### Exercise data ###

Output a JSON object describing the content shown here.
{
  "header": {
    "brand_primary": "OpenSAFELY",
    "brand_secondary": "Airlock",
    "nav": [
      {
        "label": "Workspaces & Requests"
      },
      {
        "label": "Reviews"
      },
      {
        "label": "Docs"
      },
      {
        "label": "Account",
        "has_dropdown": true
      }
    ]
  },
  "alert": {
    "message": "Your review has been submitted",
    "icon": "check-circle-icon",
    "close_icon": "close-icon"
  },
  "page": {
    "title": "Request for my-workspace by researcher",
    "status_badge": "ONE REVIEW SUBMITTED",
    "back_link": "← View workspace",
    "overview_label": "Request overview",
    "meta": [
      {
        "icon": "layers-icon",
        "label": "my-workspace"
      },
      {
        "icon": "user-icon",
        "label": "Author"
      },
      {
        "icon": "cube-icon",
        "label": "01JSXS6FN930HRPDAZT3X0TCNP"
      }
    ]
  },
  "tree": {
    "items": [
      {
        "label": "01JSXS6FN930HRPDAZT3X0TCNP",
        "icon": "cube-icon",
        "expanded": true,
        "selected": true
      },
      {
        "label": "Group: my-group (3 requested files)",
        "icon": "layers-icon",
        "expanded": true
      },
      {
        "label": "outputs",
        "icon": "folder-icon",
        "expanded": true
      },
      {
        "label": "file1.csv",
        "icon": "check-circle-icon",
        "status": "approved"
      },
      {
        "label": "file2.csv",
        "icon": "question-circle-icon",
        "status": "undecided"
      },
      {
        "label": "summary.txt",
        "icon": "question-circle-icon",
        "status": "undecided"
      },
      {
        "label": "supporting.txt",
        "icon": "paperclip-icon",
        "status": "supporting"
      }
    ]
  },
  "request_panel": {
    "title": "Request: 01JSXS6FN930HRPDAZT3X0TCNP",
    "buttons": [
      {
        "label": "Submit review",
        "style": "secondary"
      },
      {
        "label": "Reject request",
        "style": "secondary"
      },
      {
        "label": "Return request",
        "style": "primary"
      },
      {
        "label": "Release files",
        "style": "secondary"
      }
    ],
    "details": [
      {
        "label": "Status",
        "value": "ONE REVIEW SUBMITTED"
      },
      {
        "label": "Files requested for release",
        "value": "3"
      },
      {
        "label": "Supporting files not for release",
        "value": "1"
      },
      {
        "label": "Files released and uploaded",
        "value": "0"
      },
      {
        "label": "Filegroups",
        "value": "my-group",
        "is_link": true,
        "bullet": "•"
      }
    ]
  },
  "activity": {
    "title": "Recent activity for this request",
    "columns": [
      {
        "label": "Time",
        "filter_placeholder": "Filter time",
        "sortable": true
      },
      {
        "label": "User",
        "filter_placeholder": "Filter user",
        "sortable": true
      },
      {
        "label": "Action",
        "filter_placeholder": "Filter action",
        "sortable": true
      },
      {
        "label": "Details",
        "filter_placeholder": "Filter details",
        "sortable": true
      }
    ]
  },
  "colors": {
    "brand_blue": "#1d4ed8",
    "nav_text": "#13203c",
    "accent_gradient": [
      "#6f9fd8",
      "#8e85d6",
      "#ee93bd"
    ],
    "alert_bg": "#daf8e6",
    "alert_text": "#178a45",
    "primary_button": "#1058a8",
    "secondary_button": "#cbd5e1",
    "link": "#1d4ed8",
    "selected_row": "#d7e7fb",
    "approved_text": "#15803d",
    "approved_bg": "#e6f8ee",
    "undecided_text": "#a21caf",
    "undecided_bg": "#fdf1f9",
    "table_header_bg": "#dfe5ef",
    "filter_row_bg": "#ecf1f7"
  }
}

###

Return all of the data exactly as it reads.

:: Solution for this task ::
Output a JSON object describing the content shown here.
{
  "header": {
    "brand_primary": "OpenSAFELY",
    "brand_secondary": "Airlock",
    "nav": [
      {
        "label": "Workspaces & Requests"
      },
      {
        "label": "Reviews"
      },
      {
        "label": "Docs"
      },
      {
        "label": "Account",
        "has_dropdown": true
      }
    ]
  },
  "alert": {
    "message": "Your review has been submitted",
    "icon": "check-circle-icon",
    "close_icon": "close-icon"
  },
  "page": {
    "title": "Request for my-workspace by researcher",
    "status_badge": "ONE REVIEW SUBMITTED",
    "back_link": "← View workspace",
    "overview_label": "Request overview",
    "meta": [
      {
        "icon": "layers-icon",
        "label": "my-workspace"
      },
      {
        "icon": "user-icon",
        "label": "Author"
      },
      {
        "icon": "cube-icon",
        "label": "01JSXS6FN930HRPDAZT3X0TCNP"
      }
    ]
  },
  "tree": {
    "items": [
      {
        "label": "01JSXS6FN930HRPDAZT3X0TCNP",
        "icon": "cube-icon",
        "expanded": true,
        "selected": true
      },
      {
        "label": "Group: my-group (3 requested files)",
        "icon": "layers-icon",
        "expanded": true
      },
      {
        "label": "outputs",
        "icon": "folder-icon",
        "expanded": true
      },
      {
        "label": "file1.csv",
        "icon": "check-circle-icon",
        "status": "approved"
      },
      {
        "label": "file2.csv",
        "icon": "question-circle-icon",
        "status": "undecided"
      },
      {
        "label": "summary.txt",
        "icon": "question-circle-icon",
        "status": "undecided"
      },
      {
        "label": "supporting.txt",
        "icon": "paperclip-icon",
        "status": "supporting"
      }
    ]
  },
  "request_panel": {
    "title": "Request: 01JSXS6FN930HRPDAZT3X0TCNP",
    "buttons": [
      {
        "label": "Submit review",
        "style": "secondary"
      },
      {
        "label": "Reject request",
        "style": "secondary"
      },
      {
        "label": "Return request",
        "style": "primary"
      },
      {
        "label": "Release files",
        "style": "secondary"
      }
    ],
    "details": [
      {
        "label": "Status",
        "value": "ONE REVIEW SUBMITTED"
      },
      {
        "label": "Files requested for release",
        "value": "3"
      },
      {
        "label": "Supporting files not for release",
        "value": "1"
      },
      {
        "label": "Files released and uploaded",
        "value": "0"
      },
      {
        "label": "Filegroups",
        "value": "my-group",
        "is_link": true,
        "bullet": "•"
      }
    ]
  },
  "activity": {
    "title": "Recent activity for this request",
    "columns": [
      {
        "label": "Time",
        "filter_placeholder": "Filter time",
        "sortable": true
      },
      {
        "label": "User",
        "filter_placeholder": "Filter user",
        "sortable": true
      },
      {
        "label": "Action",
        "filter_placeholder": "Filter action",
        "sortable": true
      },
      {
        "label": "Details",
        "filter_placeholder": "Filter details",
        "sortable": true
      }
    ]
  },
  "colors": {
    "brand_blue": "#1d4ed8",
    "nav_text": "#13203c",
    "accent_gradient": [
      "#6f9fd8",
      "#8e85d6",
      "#ee93bd"
    ],
    "alert_bg": "#daf8e6",
    "alert_text": "#178a45",
    "primary_button": "#1058a8",
    "secondary_button": "#cbd5e1",
    "link": "#1d4ed8",
    "selected_row": "#d7e7fb",
    "approved_text": "#15803d",
    "approved_bg": "#e6f8ee",
    "undecided_text": "#a21caf",
    "undecided_bg": "#fdf1f9",
    "table_header_bg": "#dfe5ef",
    "filter_row_bg": "#ecf1f7"
  }
}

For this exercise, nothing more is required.